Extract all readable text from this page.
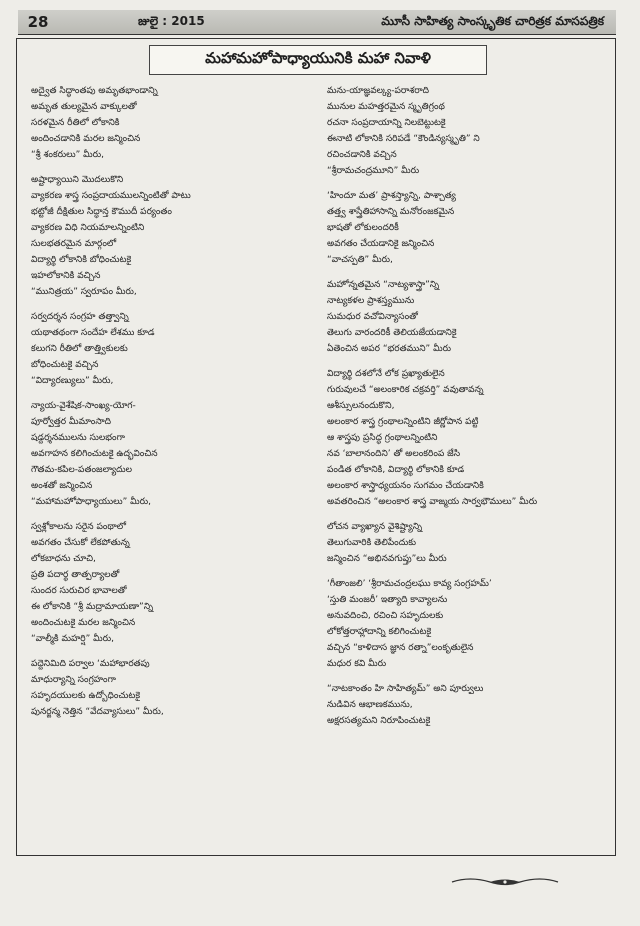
28	జులై : 2015	మూసీ సాహిత్య సాంస్కృతిక చారిత్రక మాసపత్రిక
మహామహోపాధ్యాయునికి మహా నివాళి
అద్వైత సిద్ధాంతపు అమృతభాండాన్ని
అమృత తుల్యమైన వాక్కులతో
సరళమైన రీతిలో లోకానికి
అందించడానికి మరల జన్మించిన
“శ్రీ శంకరులు” మీరు,
అష్టాధ్యాయిని మొదలుకొని
వ్యాకరణ శాస్త్ర సంప్రదాయములన్నింటితో పాటు
భట్టోజీ దీక్షితుల సిద్ధాన్త కౌముదీ పర్యంతం
వ్యాకరణ విధి నియమాలన్నింటిని
సులభతరమైన మార్గంలో
విద్యార్థి లోకానికి బోధించుటకై
ఇహలోకానికి వచ్చిన
“మునిత్రయ” స్వరూపం మీరు,
సర్వదర్శన సంగ్రహ తత్త్వాన్ని
యథాతథంగా సందేహ లేశము కూడ
కలుగని రీతిలో తాత్త్వికులకు
బోధించుటకై వచ్చిన
“విద్యారణ్యులు” మీరు,
న్యాయ-వైశేషిక-సాంఖ్య-యోగ-
పూర్వోత్తర మీమాంసాది
షడ్దర్శనములను సులభంగా
అవగాహన కలిగించుటకై ఉద్భవించిన
గౌతమ-కపిల-పతంజల్యాదుల
అంశతో జన్మించిన
“మహామహోపాధ్యాయులు” మీరు,
స్వశ్లోకాలను సరైన పంథాలో
అవగతం చేసుకో లేకపోతున్న
లోకబాధను చూచి,
ప్రతి పదార్థ తాత్పర్యాలతో
సుందర సురుచిర భావాలతో
ఈ లోకానికి “శ్రీ మద్రామాయణా”న్ని
అందించుటకై మరల జన్మించిన
“వాల్మీకి మహర్షి” మీరు,
పద్దెనిమిది పర్వాల ‘మహాభారతపు
మాధుర్యాన్ని సంగ్రహంగా
సహృదయులకు ఉద్బోధించుటకై
పునర్జన్మ నెత్తిన “వేదవ్యాసులు” మీరు,
మను-యాజ్ఞవల్క్య-పరాశరాది
మునుల మహత్తరమైన స్మృతిగ్రంథ
రచనా సంప్రదాయాన్ని నిలబెట్టుటకై
ఈనాటి లోకానికి సరిపడే “కౌండిన్యస్మృతి” ని
రచించడానికి వచ్చిన
“శ్రీరామచంద్రమూని” మీరు
‘హిందూ మత’ ప్రాశస్త్యాన్ని, పాశ్చాత్య
తత్త్వ శాస్త్రేతిహాసాన్ని మనోరంజకమైన
భాషతో లోకులందరికీ
అవగతం చేయడానికై జన్మించిన
“వాచస్పతి” మీరు,
మహోన్నతమైన “నాట్యశాస్త్రా”న్ని
నాట్యకళల ప్రాశస్త్యమును
సుమధుర వచోవిన్యాసంతో
తెలుగు వారందరికీ తెలియజేయడానికై
ఏతెంచిన అపర “భరతముని” మీరు
విద్యార్థి దశలోనే లోక ప్రఖ్యాతులైన
గురువులచే “అలంకారిక చక్రవర్తి” వవుతావన్న
ఆశీస్సులనందుకొని,
అలంకార శాస్త్ర గ్రంథాలన్నింటిని జీర్ణోపాన పట్టి
ఆ శాస్త్రపు ప్రసిద్ధ గ్రంథాలన్నింటిని
నవ ‘బాలానందిని’ తో అలంకరింప జేసి
పండిత లోకానికి, విద్యార్థి లోకానికి కూడ
అలంకార శాస్త్రాధ్యయనం సుగమం చేయడానికి
అవతరించిన “అలంకార శాస్త్ర వాఙ్మయ సార్వభౌములు” మీరు
లోచన వ్యాఖ్యాన వైశిష్ట్యాన్ని
తెలుగువారికి తెలిపేందుకు
జన్మించిన “అభినవగుప్తు”లు మీరు
‘గీతాంజలి’ ‘శ్రీరామచంద్రలఘు కావ్య సంగ్రహమ్’
‘స్తుతి మంజరీ’ ఇత్యాది కావ్యాలను
అనువదించి, రచించి సహృదులకు
లోకోత్తరాహ్లాదాన్ని కలిగించుటకై
వచ్చిన “కాళిదాస జ్ఞాన రత్నా”లంకృతులైన
మధుర కవి మీరు
“నాటకాంతం హి సాహిత్యమ్” అని పూర్వులు
నుడివిన ఆభాణకమును,
అక్షరసత్యమని నిరూపించుటకై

• • • •

# To do
Every entry above needs to be retyped exactly; drop the pictures.

# Output for this exercise
Extract all readable text from this page.
28	జులై : 2015	మూసీ సాహిత్య సాంస్కృతిక చారిత్రక మాసపత్రిక
మహామహోపాధ్యాయునికి మహా నివాళి
అద్వైత సిద్ధాంతపు అమృతభాండాన్ని
అమృత తుల్యమైన వాక్కులతో
సరళమైన రీతిలో లోకానికి
అందించడానికి మరల జన్మించిన
“శ్రీ శంకరులు” మీరు,
అష్టాధ్యాయిని మొదలుకొని
వ్యాకరణ శాస్త్ర సంప్రదాయములన్నింటితో పాటు
భట్టోజీ దీక్షితుల సిద్ధాన్త కౌముదీ పర్యంతం
వ్యాకరణ విధి నియమాలన్నింటిని
సులభతరమైన మార్గంలో
విద్యార్థి లోకానికి బోధించుటకై
ఇహలోకానికి వచ్చిన
“మునిత్రయ” స్వరూపం మీరు,
సర్వదర్శన సంగ్రహ తత్త్వాన్ని
యథాతథంగా సందేహ లేశము కూడ
కలుగని రీతిలో తాత్త్వికులకు
బోధించుటకై వచ్చిన
“విద్యారణ్యులు” మీరు,
న్యాయ-వైశేషిక-సాంఖ్య-యోగ-
పూర్వోత్తర మీమాంసాది
షడ్దర్శనములను సులభంగా
అవగాహన కలిగించుటకై ఉద్భవించిన
గౌతమ-కపిల-పతంజల్యాదుల
అంశతో జన్మించిన
“మహామహోపాధ్యాయులు” మీరు,
స్వశ్లోకాలను సరైన పంథాలో
అవగతం చేసుకో లేకపోతున్న
లోకబాధను చూచి,
ప్రతి పదార్థ తాత్పర్యాలతో
సుందర సురుచిర భావాలతో
ఈ లోకానికి “శ్రీ మద్రామాయణా”న్ని
అందించుటకై మరల జన్మించిన
“వాల్మీకి మహర్షి” మీరు,
పద్దెనిమిది పర్వాల ‘మహాభారతపు
మాధుర్యాన్ని సంగ్రహంగా
సహృదయులకు ఉద్బోధించుటకై
పునర్జన్మ నెత్తిన “వేదవ్యాసులు” మీరు,
మను-యాజ్ఞవల్క్య-పరాశరాది
మునుల మహత్తరమైన స్మృతిగ్రంథ
రచనా సంప్రదాయాన్ని నిలబెట్టుటకై
ఈనాటి లోకానికి సరిపడే “కౌండిన్యస్మృతి” ని
రచించడానికి వచ్చిన
“శ్రీరామచంద్రమూని” మీరు
‘హిందూ మత’ ప్రాశస్త్యాన్ని, పాశ్చాత్య
తత్త్వ శాస్త్రేతిహాసాన్ని మనోరంజకమైన
భాషతో లోకులందరికీ
అవగతం చేయడానికై జన్మించిన
“వాచస్పతి” మీరు,
మహోన్నతమైన “నాట్యశాస్త్రా”న్ని
నాట్యకళల ప్రాశస్త్యమును
సుమధుర వచోవిన్యాసంతో
తెలుగు వారందరికీ తెలియజేయడానికై
ఏతెంచిన అపర “భరతముని” మీరు
విద్యార్థి దశలోనే లోక ప్రఖ్యాతులైన
గురువులచే “అలంకారిక చక్రవర్తి” వవుతావన్న
ఆశీస్సులనందుకొని,
అలంకార శాస్త్ర గ్రంథాలన్నింటిని జీర్ణోపాన పట్టి
ఆ శాస్త్రపు ప్రసిద్ధ గ్రంథాలన్నింటిని
నవ ‘బాలానందిని’ తో అలంకరింప జేసి
పండిత లోకానికి, విద్యార్థి లోకానికి కూడ
అలంకార శాస్త్రాధ్యయనం సుగమం చేయడానికి
అవతరించిన “అలంకార శాస్త్ర వాఙ్మయ సార్వభౌములు” మీరు
లోచన వ్యాఖ్యాన వైశిష్ట్యాన్ని
తెలుగువారికి తెలిపేందుకు
జన్మించిన “అభినవగుప్తు”లు మీరు
‘గీతాంజలి’ ‘శ్రీరామచంద్రలఘు కావ్య సంగ్రహమ్’
‘స్తుతి మంజరీ’ ఇత్యాది కావ్యాలను
అనువదించి, రచించి సహృదులకు
లోకోత్తరాహ్లాదాన్ని కలిగించుటకై
వచ్చిన “కాళిదాస జ్ఞాన రత్నా”లంకృతులైన
మధుర కవి మీరు
“నాటకాంతం హి సాహిత్యమ్” అని పూర్వులు
నుడివిన ఆభాణకమును,
అక్షరసత్యమని నిరూపించుటకై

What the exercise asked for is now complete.